Exercise – Rewrite the paragraph of the book reviews below that begins "Travis, a modern teenage high school drop-out" as a brief list that keeps its main facts.

Travis, a modern teenage high school drop-out living in Madison County North Carolina discovers a field of marijuana while fishing. Taking a few plants, he sells them and makes enough money to pay his insurance on his truck. Enjoying his new found liquidity, he returns a second time with an equal bonus to his cash position. Going back a third time spells disaster, however and nearly costs him his leg.
Travis also has a falling out with his father and takes up with Leonard, an interesting character. Their relationship develops in a unique way and adds much to the novel.
This story flirts with the Civil War as it was fought in the North Carolina mountains, where brother against brother was far truer than perhaps anyother place. Leonard, an educated man, directs Travis' natural curosity and manages to teach the young man the value of an education. Interesting.
Ron Rash, a native of the mountains of the Carolina's has the people of that area down cold. The characters and their situations come to life on the page. Anyone who has lived in the area will recognize it immediately through Rash's masterful descriptions of the area and the way he develops his characters.
The World Made Straight is a good read, but not quite up to One Foot in Eden. Still, Ron Rash is rapidly developing into a marvelous storyteller.
haunting powerful
I couldn't put this down, from the first fishing trip that turns into a life-changing trap, to the final decisions two young men--and older men--have to make about their history, their lives and their role in re-living or changing history. Powerful book. Highly recommended.
all the right moves
Personally, I think this book was Rash's best. It may have not been as fast-paced as his other fiction, but I don't think it made it any less compelling. In fact, his hold on pace and the power of the moment are some of his greatest gifts, and made 'A World Made Straight' a wonderful read.
I appreciated Travis Shelton's honesty, and love for the land. Even with the harsh world around him, and the misfortunes into which he was born, he doesn't seem to be affected by it to the point that he loses that youthful hunger for knowledge.
To me, the characters were living breathing beings that really caused me to immerse myself in the story; the same with his other fiction. You could feel their pain as well as their accomplishments, and the reader wants to stay with them long after the last page is turned.
Similar to Silas House with his astounding detail for nature, and to Ira Levin with his ability to make his characters as familiar as your own next door neighbors, Ron Rash will long be an important voice for Southern Lit, for a very long time.
With heart, fairness, and an uncomplicated prose, his novels are the perfect way to remind ourselves of the standard of truly exceptional writing. Don't miss this book!

Records supplied –
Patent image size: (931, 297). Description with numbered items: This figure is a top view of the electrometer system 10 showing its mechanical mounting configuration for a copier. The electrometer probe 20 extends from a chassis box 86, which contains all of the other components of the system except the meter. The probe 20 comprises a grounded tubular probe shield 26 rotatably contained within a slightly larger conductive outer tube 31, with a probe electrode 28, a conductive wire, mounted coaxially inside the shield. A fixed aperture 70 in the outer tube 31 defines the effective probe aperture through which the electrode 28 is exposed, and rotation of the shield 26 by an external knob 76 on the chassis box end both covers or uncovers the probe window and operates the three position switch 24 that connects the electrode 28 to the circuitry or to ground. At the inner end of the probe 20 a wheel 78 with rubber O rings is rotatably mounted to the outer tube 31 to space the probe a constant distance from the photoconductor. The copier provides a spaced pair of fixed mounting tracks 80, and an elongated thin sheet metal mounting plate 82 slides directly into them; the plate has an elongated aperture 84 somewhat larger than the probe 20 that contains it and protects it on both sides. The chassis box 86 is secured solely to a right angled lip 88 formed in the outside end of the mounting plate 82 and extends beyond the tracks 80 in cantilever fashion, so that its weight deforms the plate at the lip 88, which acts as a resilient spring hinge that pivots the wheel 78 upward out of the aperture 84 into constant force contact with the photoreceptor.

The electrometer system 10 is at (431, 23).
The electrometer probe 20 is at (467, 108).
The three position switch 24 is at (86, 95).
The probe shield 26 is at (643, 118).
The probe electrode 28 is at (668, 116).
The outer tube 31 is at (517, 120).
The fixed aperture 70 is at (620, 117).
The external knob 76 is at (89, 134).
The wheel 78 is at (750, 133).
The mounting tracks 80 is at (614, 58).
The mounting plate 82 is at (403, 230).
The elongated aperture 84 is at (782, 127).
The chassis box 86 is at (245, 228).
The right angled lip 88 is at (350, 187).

Output of the task –
- Travis, a teenage high school dropout in Madison County, North Carolina, finds a field of marijuana while fishing.
- He takes a few plants and sells them, earning enough to pay the insurance on his truck.
- A second trip brings him the same amount of money.
- A third trip ends in disaster and nearly costs him his leg.